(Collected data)
--------------------

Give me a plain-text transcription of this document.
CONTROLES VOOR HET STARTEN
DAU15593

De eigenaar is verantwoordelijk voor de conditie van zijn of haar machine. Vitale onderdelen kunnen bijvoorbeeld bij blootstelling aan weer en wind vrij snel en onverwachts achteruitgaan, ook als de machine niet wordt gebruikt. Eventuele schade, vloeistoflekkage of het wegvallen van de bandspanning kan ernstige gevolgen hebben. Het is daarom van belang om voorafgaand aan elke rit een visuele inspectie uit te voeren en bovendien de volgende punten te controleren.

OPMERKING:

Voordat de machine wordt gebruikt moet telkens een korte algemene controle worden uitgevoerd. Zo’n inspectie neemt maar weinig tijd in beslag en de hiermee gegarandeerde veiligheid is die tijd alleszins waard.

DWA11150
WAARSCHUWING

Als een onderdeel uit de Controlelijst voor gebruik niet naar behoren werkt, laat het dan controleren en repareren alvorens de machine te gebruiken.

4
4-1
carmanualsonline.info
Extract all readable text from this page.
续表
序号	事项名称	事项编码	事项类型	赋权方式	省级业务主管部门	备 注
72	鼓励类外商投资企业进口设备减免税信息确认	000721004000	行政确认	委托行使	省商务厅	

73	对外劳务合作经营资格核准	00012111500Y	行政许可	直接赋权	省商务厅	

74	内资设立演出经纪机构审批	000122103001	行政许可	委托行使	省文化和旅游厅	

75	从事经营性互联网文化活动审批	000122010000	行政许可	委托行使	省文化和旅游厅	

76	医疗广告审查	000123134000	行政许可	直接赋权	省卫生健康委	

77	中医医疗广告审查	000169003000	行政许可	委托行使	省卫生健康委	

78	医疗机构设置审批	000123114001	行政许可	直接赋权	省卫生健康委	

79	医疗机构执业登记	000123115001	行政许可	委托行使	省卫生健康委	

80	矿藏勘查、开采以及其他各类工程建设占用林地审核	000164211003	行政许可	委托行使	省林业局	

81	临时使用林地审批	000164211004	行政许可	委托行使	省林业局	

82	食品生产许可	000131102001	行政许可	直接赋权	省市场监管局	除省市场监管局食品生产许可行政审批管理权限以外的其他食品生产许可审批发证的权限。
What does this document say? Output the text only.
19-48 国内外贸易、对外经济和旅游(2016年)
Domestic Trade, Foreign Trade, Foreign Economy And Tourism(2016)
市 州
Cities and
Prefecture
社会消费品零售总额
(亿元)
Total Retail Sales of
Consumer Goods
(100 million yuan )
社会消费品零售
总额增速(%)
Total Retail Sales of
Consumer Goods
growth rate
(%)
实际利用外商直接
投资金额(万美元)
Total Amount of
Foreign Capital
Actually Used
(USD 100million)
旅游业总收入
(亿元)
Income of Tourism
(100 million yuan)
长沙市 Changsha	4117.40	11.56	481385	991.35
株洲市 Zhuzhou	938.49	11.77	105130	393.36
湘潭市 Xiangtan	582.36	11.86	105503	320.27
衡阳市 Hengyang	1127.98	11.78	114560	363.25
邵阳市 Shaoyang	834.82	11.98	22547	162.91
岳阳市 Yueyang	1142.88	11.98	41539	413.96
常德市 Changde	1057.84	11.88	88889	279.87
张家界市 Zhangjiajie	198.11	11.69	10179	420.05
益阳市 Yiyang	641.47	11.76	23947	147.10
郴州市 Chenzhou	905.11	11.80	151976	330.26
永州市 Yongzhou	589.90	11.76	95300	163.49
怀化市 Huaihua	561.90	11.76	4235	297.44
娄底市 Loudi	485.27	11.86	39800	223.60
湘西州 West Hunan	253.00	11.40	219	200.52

--------------------

▶ [TASK DIRECTIONS]: Write the whole listing out again. Keep every line exactly as it is.

▶ [FULL SOLUTION]:
Give me a plain-text transcription of this document.
CONTROLES VOOR HET STARTEN
DAU15593

De eigenaar is verantwoordelijk voor de conditie van zijn of haar machine. Vitale onderdelen kunnen bijvoorbeeld bij blootstelling aan weer en wind vrij snel en onverwachts achteruitgaan, ook als de machine niet wordt gebruikt. Eventuele schade, vloeistoflekkage of het wegvallen van de bandspanning kan ernstige gevolgen hebben. Het is daarom van belang om voorafgaand aan elke rit een visuele inspectie uit te voeren en bovendien de volgende punten te controleren.

OPMERKING:

Voordat de machine wordt gebruikt moet telkens een korte algemene controle worden uitgevoerd. Zo’n inspectie neemt maar weinig tijd in beslag en de hiermee gegarandeerde veiligheid is die tijd alleszins waard.

DWA11150
WAARSCHUWING

Als een onderdeel uit de Controlelijst voor gebruik niet naar behoren werkt, laat het dan controleren en repareren alvorens de machine te gebruiken.

4
4-1
carmanualsonline.info
Extract all readable text from this page.
续表
序号	事项名称	事项编码	事项类型	赋权方式	省级业务主管部门	备 注
72	鼓励类外商投资企业进口设备减免税信息确认	000721004000	行政确认	委托行使	省商务厅	

73	对外劳务合作经营资格核准	00012111500Y	行政许可	直接赋权	省商务厅	

74	内资设立演出经纪机构审批	000122103001	行政许可	委托行使	省文化和旅游厅	

75	从事经营性互联网文化活动审批	000122010000	行政许可	委托行使	省文化和旅游厅	

76	医疗广告审查	000123134000	行政许可	直接赋权	省卫生健康委	

77	中医医疗广告审查	000169003000	行政许可	委托行使	省卫生健康委	

78	医疗机构设置审批	000123114001	行政许可	直接赋权	省卫生健康委	

79	医疗机构执业登记	000123115001	行政许可	委托行使	省卫生健康委	

80	矿藏勘查、开采以及其他各类工程建设占用林地审核	000164211003	行政许可	委托行使	省林业局	

81	临时使用林地审批	000164211004	行政许可	委托行使	省林业局	

82	食品生产许可	000131102001	行政许可	直接赋权	省市场监管局	除省市场监管局食品生产许可行政审批管理权限以外的其他食品生产许可审批发证的权限。
What does this document say? Output the text only.
19-48 国内外贸易、对外经济和旅游(2016年)
Domestic Trade, Foreign Trade, Foreign Economy And Tourism(2016)
市 州
Cities and
Prefecture
社会消费品零售总额
(亿元)
Total Retail Sales of
Consumer Goods
(100 million yuan )
社会消费品零售
总额增速(%)
Total Retail Sales of
Consumer Goods
growth rate
(%)
实际利用外商直接
投资金额(万美元)
Total Amount of
Foreign Capital
Actually Used
(USD 100million)
旅游业总收入
(亿元)
Income of Tourism
(100 million yuan)
长沙市 Changsha	4117.40	11.56	481385	991.35
株洲市 Zhuzhou	938.49	11.77	105130	393.36
湘潭市 Xiangtan	582.36	11.86	105503	320.27
衡阳市 Hengyang	1127.98	11.78	114560	363.25
邵阳市 Shaoyang	834.82	11.98	22547	162.91
岳阳市 Yueyang	1142.88	11.98	41539	413.96
常德市 Changde	1057.84	11.88	88889	279.87
张家界市 Zhangjiajie	198.11	11.69	10179	420.05
益阳市 Yiyang	641.47	11.76	23947	147.10
郴州市 Chenzhou	905.11	11.80	151976	330.26
永州市 Yongzhou	589.90	11.76	95300	163.49
怀化市 Huaihua	561.90	11.76	4235	297.44
娄底市 Loudi	485.27	11.86	39800	223.60
湘西州 West Hunan	253.00	11.40	219	200.52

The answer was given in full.